=== REQUIREMENTS ===
Return all the data, word for word.

--- BEGIN RECORD EXCERPTS ---

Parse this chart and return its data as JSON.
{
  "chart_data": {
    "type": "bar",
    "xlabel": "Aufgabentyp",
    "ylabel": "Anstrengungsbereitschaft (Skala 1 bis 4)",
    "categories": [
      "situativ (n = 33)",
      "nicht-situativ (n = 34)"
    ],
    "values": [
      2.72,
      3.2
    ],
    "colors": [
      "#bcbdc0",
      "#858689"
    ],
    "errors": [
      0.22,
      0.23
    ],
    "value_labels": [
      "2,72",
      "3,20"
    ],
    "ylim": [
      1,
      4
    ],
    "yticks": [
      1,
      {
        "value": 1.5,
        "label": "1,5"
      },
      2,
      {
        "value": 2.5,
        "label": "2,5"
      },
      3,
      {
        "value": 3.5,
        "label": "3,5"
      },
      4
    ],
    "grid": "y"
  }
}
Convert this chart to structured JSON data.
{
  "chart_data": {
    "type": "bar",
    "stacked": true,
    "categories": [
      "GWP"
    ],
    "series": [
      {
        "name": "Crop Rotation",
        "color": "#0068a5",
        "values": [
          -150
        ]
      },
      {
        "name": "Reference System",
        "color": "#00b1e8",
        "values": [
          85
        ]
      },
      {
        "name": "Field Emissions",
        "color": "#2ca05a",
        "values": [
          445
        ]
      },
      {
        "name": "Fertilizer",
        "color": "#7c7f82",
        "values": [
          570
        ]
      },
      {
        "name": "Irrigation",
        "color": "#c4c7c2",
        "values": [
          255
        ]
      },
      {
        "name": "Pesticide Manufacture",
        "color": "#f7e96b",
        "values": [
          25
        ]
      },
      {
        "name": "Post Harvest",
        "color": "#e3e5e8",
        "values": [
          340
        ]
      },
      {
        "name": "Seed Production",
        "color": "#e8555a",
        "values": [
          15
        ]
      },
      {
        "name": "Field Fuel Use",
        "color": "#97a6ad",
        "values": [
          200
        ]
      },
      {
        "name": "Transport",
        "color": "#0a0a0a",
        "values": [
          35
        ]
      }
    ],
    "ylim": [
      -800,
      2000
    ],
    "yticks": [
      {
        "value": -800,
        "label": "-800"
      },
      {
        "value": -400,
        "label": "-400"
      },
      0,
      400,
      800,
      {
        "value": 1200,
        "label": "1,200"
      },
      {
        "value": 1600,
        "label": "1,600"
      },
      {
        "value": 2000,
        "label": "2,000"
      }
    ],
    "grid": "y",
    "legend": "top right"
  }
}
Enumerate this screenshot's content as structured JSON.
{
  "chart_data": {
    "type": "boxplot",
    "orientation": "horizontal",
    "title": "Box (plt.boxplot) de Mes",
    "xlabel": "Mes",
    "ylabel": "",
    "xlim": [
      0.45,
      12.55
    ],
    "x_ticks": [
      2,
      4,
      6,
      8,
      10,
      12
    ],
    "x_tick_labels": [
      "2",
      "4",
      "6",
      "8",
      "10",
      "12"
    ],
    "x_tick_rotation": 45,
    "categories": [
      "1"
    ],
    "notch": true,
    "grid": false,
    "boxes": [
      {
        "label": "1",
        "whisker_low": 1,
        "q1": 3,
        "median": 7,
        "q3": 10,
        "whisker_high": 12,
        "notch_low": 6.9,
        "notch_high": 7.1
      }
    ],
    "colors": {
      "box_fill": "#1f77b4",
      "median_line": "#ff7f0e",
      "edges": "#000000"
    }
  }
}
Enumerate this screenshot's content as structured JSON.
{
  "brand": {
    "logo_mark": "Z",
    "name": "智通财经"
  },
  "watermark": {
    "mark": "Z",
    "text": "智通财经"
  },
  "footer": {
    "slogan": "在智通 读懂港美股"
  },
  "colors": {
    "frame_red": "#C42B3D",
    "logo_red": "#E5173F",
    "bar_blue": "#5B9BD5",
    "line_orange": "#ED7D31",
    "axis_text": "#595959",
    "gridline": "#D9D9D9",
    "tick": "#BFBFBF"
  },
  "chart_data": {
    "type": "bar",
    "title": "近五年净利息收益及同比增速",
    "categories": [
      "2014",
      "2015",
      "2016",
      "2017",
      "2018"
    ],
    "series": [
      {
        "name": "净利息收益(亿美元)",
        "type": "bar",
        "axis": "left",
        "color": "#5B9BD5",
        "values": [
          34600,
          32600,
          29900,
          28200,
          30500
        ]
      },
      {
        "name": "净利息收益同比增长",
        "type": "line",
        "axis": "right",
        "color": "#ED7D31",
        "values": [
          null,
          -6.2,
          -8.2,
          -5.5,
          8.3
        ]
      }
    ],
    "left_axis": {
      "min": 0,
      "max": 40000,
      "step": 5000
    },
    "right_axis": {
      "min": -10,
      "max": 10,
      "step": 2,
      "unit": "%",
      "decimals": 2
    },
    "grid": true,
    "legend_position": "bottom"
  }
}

--- END RECORD EXCERPTS ---

=== TASK SOLUTION ===
Parse this chart and return its data as JSON.
{
  "chart_data": {
    "type": "bar",
    "xlabel": "Aufgabentyp",
    "ylabel": "Anstrengungsbereitschaft (Skala 1 bis 4)",
    "categories": [
      "situativ (n = 33)",
      "nicht-situativ (n = 34)"
    ],
    "values": [
      2.72,
      3.2
    ],
    "colors": [
      "#bcbdc0",
      "#858689"
    ],
    "errors": [
      0.22,
      0.23
    ],
    "value_labels": [
      "2,72",
      "3,20"
    ],
    "ylim": [
      1,
      4
    ],
    "yticks": [
      1,
      {
        "value": 1.5,
        "label": "1,5"
      },
      2,
      {
        "value": 2.5,
        "label": "2,5"
      },
      3,
      {
        "value": 3.5,
        "label": "3,5"
      },
      4
    ],
    "grid": "y"
  }
}
Convert this chart to structured JSON data.
{
  "chart_data": {
    "type": "bar",
    "stacked": true,
    "categories": [
      "GWP"
    ],
    "series": [
      {
        "name": "Crop Rotation",
        "color": "#0068a5",
        "values": [
          -150
        ]
      },
      {
        "name": "Reference System",
        "color": "#00b1e8",
        "values": [
          85
        ]
      },
      {
        "name": "Field Emissions",
        "color": "#2ca05a",
        "values": [
          445
        ]
      },
      {
        "name": "Fertilizer",
        "color": "#7c7f82",
        "values": [
          570
        ]
      },
      {
        "name": "Irrigation",
        "color": "#c4c7c2",
        "values": [
          255
        ]
      },
      {
        "name": "Pesticide Manufacture",
        "color": "#f7e96b",
        "values": [
          25
        ]
      },
      {
        "name": "Post Harvest",
        "color": "#e3e5e8",
        "values": [
          340
        ]
      },
      {
        "name": "Seed Production",
        "color": "#e8555a",
        "values": [
          15
        ]
      },
      {
        "name": "Field Fuel Use",
        "color": "#97a6ad",
        "values": [
          200
        ]
      },
      {
        "name": "Transport",
        "color": "#0a0a0a",
        "values": [
          35
        ]
      }
    ],
    "ylim": [
      -800,
      2000
    ],
    "yticks": [
      {
        "value": -800,
        "label": "-800"
      },
      {
        "value": -400,
        "label": "-400"
      },
      0,
      400,
      800,
      {
        "value": 1200,
        "label": "1,200"
      },
      {
        "value": 1600,
        "label": "1,600"
      },
      {
        "value": 2000,
        "label": "2,000"
      }
    ],
    "grid": "y",
    "legend": "top right"
  }
}
Enumerate this screenshot's content as structured JSON.
{
  "chart_data": {
    "type": "boxplot",
    "orientation": "horizontal",
    "title": "Box (plt.boxplot) de Mes",
    "xlabel": "Mes",
    "ylabel": "",
    "xlim": [
      0.45,
      12.55
    ],
    "x_ticks": [
      2,
      4,
      6,
      8,
      10,
      12
    ],
    "x_tick_labels": [
      "2",
      "4",
      "6",
      "8",
      "10",
      "12"
    ],
    "x_tick_rotation": 45,
    "categories": [
      "1"
    ],
    "notch": true,
    "grid": false,
    "boxes": [
      {
        "label": "1",
        "whisker_low": 1,
        "q1": 3,
        "median": 7,
        "q3": 10,
        "whisker_high": 12,
        "notch_low": 6.9,
        "notch_high": 7.1
      }
    ],
    "colors": {
      "box_fill": "#1f77b4",
      "median_line": "#ff7f0e",
      "edges": "#000000"
    }
  }
}
Enumerate this screenshot's content as structured JSON.
{
  "brand": {
    "logo_mark": "Z",
    "name": "智通财经"
  },
  "watermark": {
    "mark": "Z",
    "text": "智通财经"
  },
  "footer": {
    "slogan": "在智通 读懂港美股"
  },
  "colors": {
    "frame_red": "#C42B3D",
    "logo_red": "#E5173F",
    "bar_blue": "#5B9BD5",
    "line_orange": "#ED7D31",
    "axis_text": "#595959",
    "gridline": "#D9D9D9",
    "tick": "#BFBFBF"
  },
  "chart_data": {
    "type": "bar",
    "title": "近五年净利息收益及同比增速",
    "categories": [
      "2014",
      "2015",
      "2016",
      "2017",
      "2018"
    ],
    "series": [
      {
        "name": "净利息收益(亿美元)",
        "type": "bar",
        "axis": "left",
        "color": "#5B9BD5",
        "values": [
          34600,
          32600,
          29900,
          28200,
          30500
        ]
      },
      {
        "name": "净利息收益同比增长",
        "type": "line",
        "axis": "right",
        "color": "#ED7D31",
        "values": [
          null,
          -6.2,
          -8.2,
          -5.5,
          8.3
        ]
      }
    ],
    "left_axis": {
      "min": 0,
      "max": 40000,
      "step": 5000
    },
    "right_axis": {
      "min": -10,
      "max": 10,
      "step": 2,
      "unit": "%",
      "decimals": 2
    },
    "grid": true,
    "legend_position": "bottom"
  }
}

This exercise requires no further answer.